## Data for this task
---

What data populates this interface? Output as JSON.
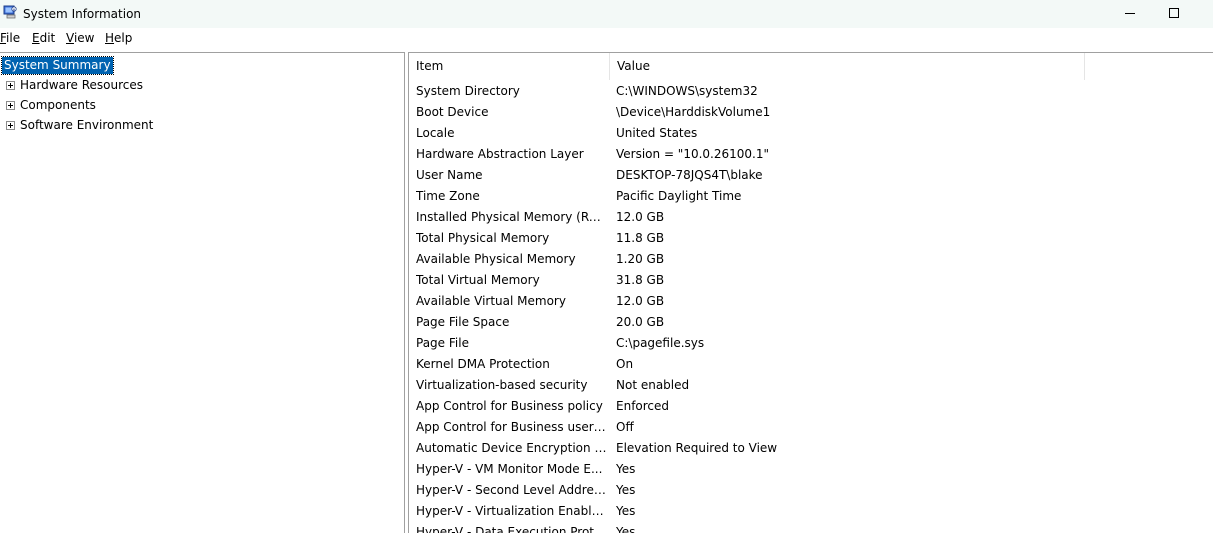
{
  "window": {
    "title": "System Information",
    "icon": "system-information-icon"
  },
  "menu": {
    "items": [
      "File",
      "Edit",
      "View",
      "Help"
    ]
  },
  "tree": {
    "root": "System Summary",
    "children": [
      "Hardware Resources",
      "Components",
      "Software Environment"
    ]
  },
  "table": {
    "columns": [
      "Item",
      "Value"
    ],
    "rows": [
      {
        "item": "System Directory",
        "value": "C:\\WINDOWS\\system32"
      },
      {
        "item": "Boot Device",
        "value": "\\Device\\HarddiskVolume1"
      },
      {
        "item": "Locale",
        "value": "United States"
      },
      {
        "item": "Hardware Abstraction Layer",
        "value": "Version = \"10.0.26100.1\""
      },
      {
        "item": "User Name",
        "value": "DESKTOP-78JQS4T\\blake"
      },
      {
        "item": "Time Zone",
        "value": "Pacific Daylight Time"
      },
      {
        "item": "Installed Physical Memory (RAM)",
        "value": "12.0 GB"
      },
      {
        "item": "Total Physical Memory",
        "value": "11.8 GB"
      },
      {
        "item": "Available Physical Memory",
        "value": "1.20 GB"
      },
      {
        "item": "Total Virtual Memory",
        "value": "31.8 GB"
      },
      {
        "item": "Available Virtual Memory",
        "value": "12.0 GB"
      },
      {
        "item": "Page File Space",
        "value": "20.0 GB"
      },
      {
        "item": "Page File",
        "value": "C:\\pagefile.sys"
      },
      {
        "item": "Kernel DMA Protection",
        "value": "On"
      },
      {
        "item": "Virtualization-based security",
        "value": "Not enabled"
      },
      {
        "item": "App Control for Business policy",
        "value": "Enforced"
      },
      {
        "item": "App Control for Business user ...",
        "value": "Off"
      },
      {
        "item": "Automatic Device Encryption Su...",
        "value": "Elevation Required to View"
      },
      {
        "item": "Hyper-V - VM Monitor Mode E...",
        "value": "Yes"
      },
      {
        "item": "Hyper-V - Second Level Addres...",
        "value": "Yes"
      },
      {
        "item": "Hyper-V - Virtualization Enable...",
        "value": "Yes"
      },
      {
        "item": "Hyper-V - Data Execution Prote...",
        "value": "Yes"
      }
    ]
  },
  "colors": {
    "titlebar": "#f3f9f7",
    "selection": "#0063b1"
  }
}
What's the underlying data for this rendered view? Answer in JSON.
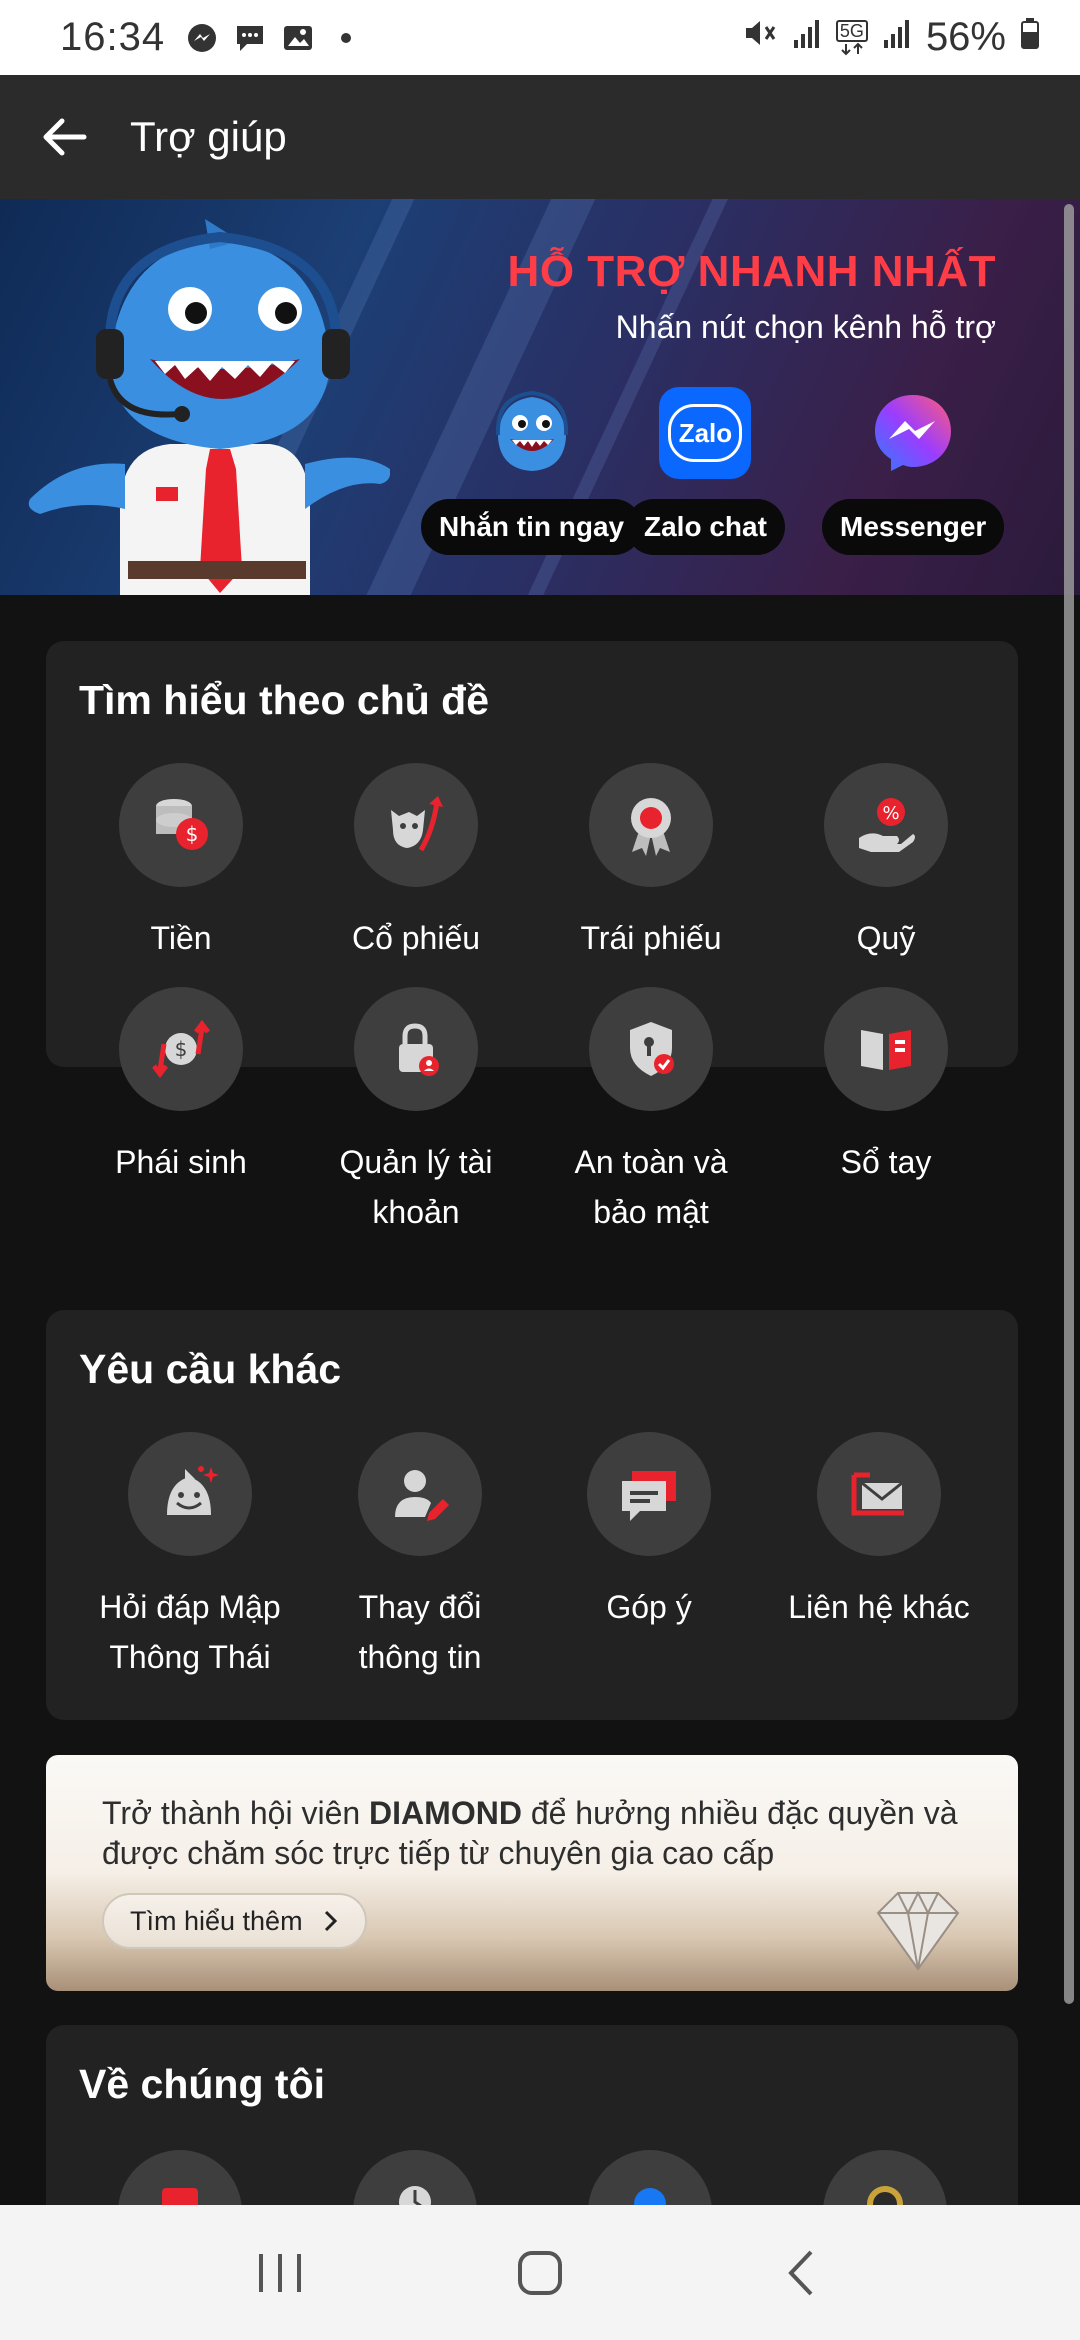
{
  "status": {
    "time": "16:34",
    "battery": "56%",
    "network": "5G"
  },
  "app_bar": {
    "title": "Trợ giúp"
  },
  "banner": {
    "title": "HỖ TRỢ NHANH NHẤT",
    "subtitle": "Nhấn nút chọn kênh hỗ trợ",
    "channels": [
      {
        "label": "Nhắn tin ngay",
        "icon": "shark-mascot-icon"
      },
      {
        "label": "Zalo chat",
        "icon": "zalo-icon",
        "icon_text": "Zalo"
      },
      {
        "label": "Messenger",
        "icon": "messenger-icon"
      }
    ]
  },
  "topics": {
    "title": "Tìm hiểu theo chủ đề",
    "items": [
      {
        "label": "Tiền",
        "icon": "money-coins-icon"
      },
      {
        "label": "Cổ phiếu",
        "icon": "bull-stock-icon"
      },
      {
        "label": "Trái phiếu",
        "icon": "bond-medal-icon"
      },
      {
        "label": "Quỹ",
        "icon": "fund-hand-percent-icon"
      },
      {
        "label": "Phái sinh",
        "icon": "derivative-dollar-icon"
      },
      {
        "label": "Quản lý tài khoản",
        "icon": "account-lock-icon"
      },
      {
        "label": "An toàn và bảo mật",
        "icon": "security-shield-icon"
      },
      {
        "label": "Sổ tay",
        "icon": "handbook-icon"
      }
    ]
  },
  "other_requests": {
    "title": "Yêu cầu khác",
    "items": [
      {
        "label": "Hỏi đáp Mập Thông Thái",
        "icon": "shark-ai-icon"
      },
      {
        "label": "Thay đổi thông tin",
        "icon": "edit-user-icon"
      },
      {
        "label": "Góp ý",
        "icon": "feedback-chat-icon"
      },
      {
        "label": "Liên hệ khác",
        "icon": "mail-icon"
      }
    ]
  },
  "promo": {
    "text_prefix": "Trở thành hội viên ",
    "text_bold": "DIAMOND",
    "text_suffix": " để hưởng nhiều đặc quyền và được chăm sóc trực tiếp từ chuyên gia cao cấp",
    "button_label": "Tìm hiểu thêm"
  },
  "about": {
    "title": "Về chúng tôi"
  },
  "colors": {
    "accent": "#e8232d",
    "banner_title": "#ff3d47",
    "card_bg": "#222222",
    "icon_circle": "#3e3e3e"
  }
}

---

## Goal
Omit the pictures, and quote the material above exactly as given.

## Output of the task
What data populates this interface? Output as JSON.
{
  "window": {
    "title": "System Information",
    "icon": "system-information-icon"
  },
  "menu": {
    "items": [
      "File",
      "Edit",
      "View",
      "Help"
    ]
  },
  "tree": {
    "root": "System Summary",
    "children": [
      "Hardware Resources",
      "Components",
      "Software Environment"
    ]
  },
  "table": {
    "columns": [
      "Item",
      "Value"
    ],
    "rows": [
      {
        "item": "System Directory",
        "value": "C:\\WINDOWS\\system32"
      },
      {
        "item": "Boot Device",
        "value": "\\Device\\HarddiskVolume1"
      },
      {
        "item": "Locale",
        "value": "United States"
      },
      {
        "item": "Hardware Abstraction Layer",
        "value": "Version = \"10.0.26100.1\""
      },
      {
        "item": "User Name",
        "value": "DESKTOP-78JQS4T\\blake"
      },
      {
        "item": "Time Zone",
        "value": "Pacific Daylight Time"
      },
      {
        "item": "Installed Physical Memory (RAM)",
        "value": "12.0 GB"
      },
      {
        "item": "Total Physical Memory",
        "value": "11.8 GB"
      },
      {
        "item": "Available Physical Memory",
        "value": "1.20 GB"
      },
      {
        "item": "Total Virtual Memory",
        "value": "31.8 GB"
      },
      {
        "item": "Available Virtual Memory",
        "value": "12.0 GB"
      },
      {
        "item": "Page File Space",
        "value": "20.0 GB"
      },
      {
        "item": "Page File",
        "value": "C:\\pagefile.sys"
      },
      {
        "item": "Kernel DMA Protection",
        "value": "On"
      },
      {
        "item": "Virtualization-based security",
        "value": "Not enabled"
      },
      {
        "item": "App Control for Business policy",
        "value": "Enforced"
      },
      {
        "item": "App Control for Business user ...",
        "value": "Off"
      },
      {
        "item": "Automatic Device Encryption Su...",
        "value": "Elevation Required to View"
      },
      {
        "item": "Hyper-V - VM Monitor Mode E...",
        "value": "Yes"
      },
      {
        "item": "Hyper-V - Second Level Addres...",
        "value": "Yes"
      },
      {
        "item": "Hyper-V - Virtualization Enable...",
        "value": "Yes"
      },
      {
        "item": "Hyper-V - Data Execution Prote...",
        "value": "Yes"
      }
    ]
  },
  "colors": {
    "titlebar": "#f3f9f7",
    "selection": "#0063b1"
  }
}
What's the underlying data for this rendered view? Answer in JSON.
{
  "status": {
    "time": "16:34",
    "battery": "56%",
    "network": "5G"
  },
  "app_bar": {
    "title": "Trợ giúp"
  },
  "banner": {
    "title": "HỖ TRỢ NHANH NHẤT",
    "subtitle": "Nhấn nút chọn kênh hỗ trợ",
    "channels": [
      {
        "label": "Nhắn tin ngay",
        "icon": "shark-mascot-icon"
      },
      {
        "label": "Zalo chat",
        "icon": "zalo-icon",
        "icon_text": "Zalo"
      },
      {
        "label": "Messenger",
        "icon": "messenger-icon"
      }
    ]
  },
  "topics": {
    "title": "Tìm hiểu theo chủ đề",
    "items": [
      {
        "label": "Tiền",
        "icon": "money-coins-icon"
      },
      {
        "label": "Cổ phiếu",
        "icon": "bull-stock-icon"
      },
      {
        "label": "Trái phiếu",
        "icon": "bond-medal-icon"
      },
      {
        "label": "Quỹ",
        "icon": "fund-hand-percent-icon"
      },
      {
        "label": "Phái sinh",
        "icon": "derivative-dollar-icon"
      },
      {
        "label": "Quản lý tài khoản",
        "icon": "account-lock-icon"
      },
      {
        "label": "An toàn và bảo mật",
        "icon": "security-shield-icon"
      },
      {
        "label": "Sổ tay",
        "icon": "handbook-icon"
      }
    ]
  },
  "other_requests": {
    "title": "Yêu cầu khác",
    "items": [
      {
        "label": "Hỏi đáp Mập Thông Thái",
        "icon": "shark-ai-icon"
      },
      {
        "label": "Thay đổi thông tin",
        "icon": "edit-user-icon"
      },
      {
        "label": "Góp ý",
        "icon": "feedback-chat-icon"
      },
      {
        "label": "Liên hệ khác",
        "icon": "mail-icon"
      }
    ]
  },
  "promo": {
    "text_prefix": "Trở thành hội viên ",
    "text_bold": "DIAMOND",
    "text_suffix": " để hưởng nhiều đặc quyền và được chăm sóc trực tiếp từ chuyên gia cao cấp",
    "button_label": "Tìm hiểu thêm"
  },
  "about": {
    "title": "Về chúng tôi"
  },
  "colors": {
    "accent": "#e8232d",
    "banner_title": "#ff3d47",
    "card_bg": "#222222",
    "icon_circle": "#3e3e3e"
  }
}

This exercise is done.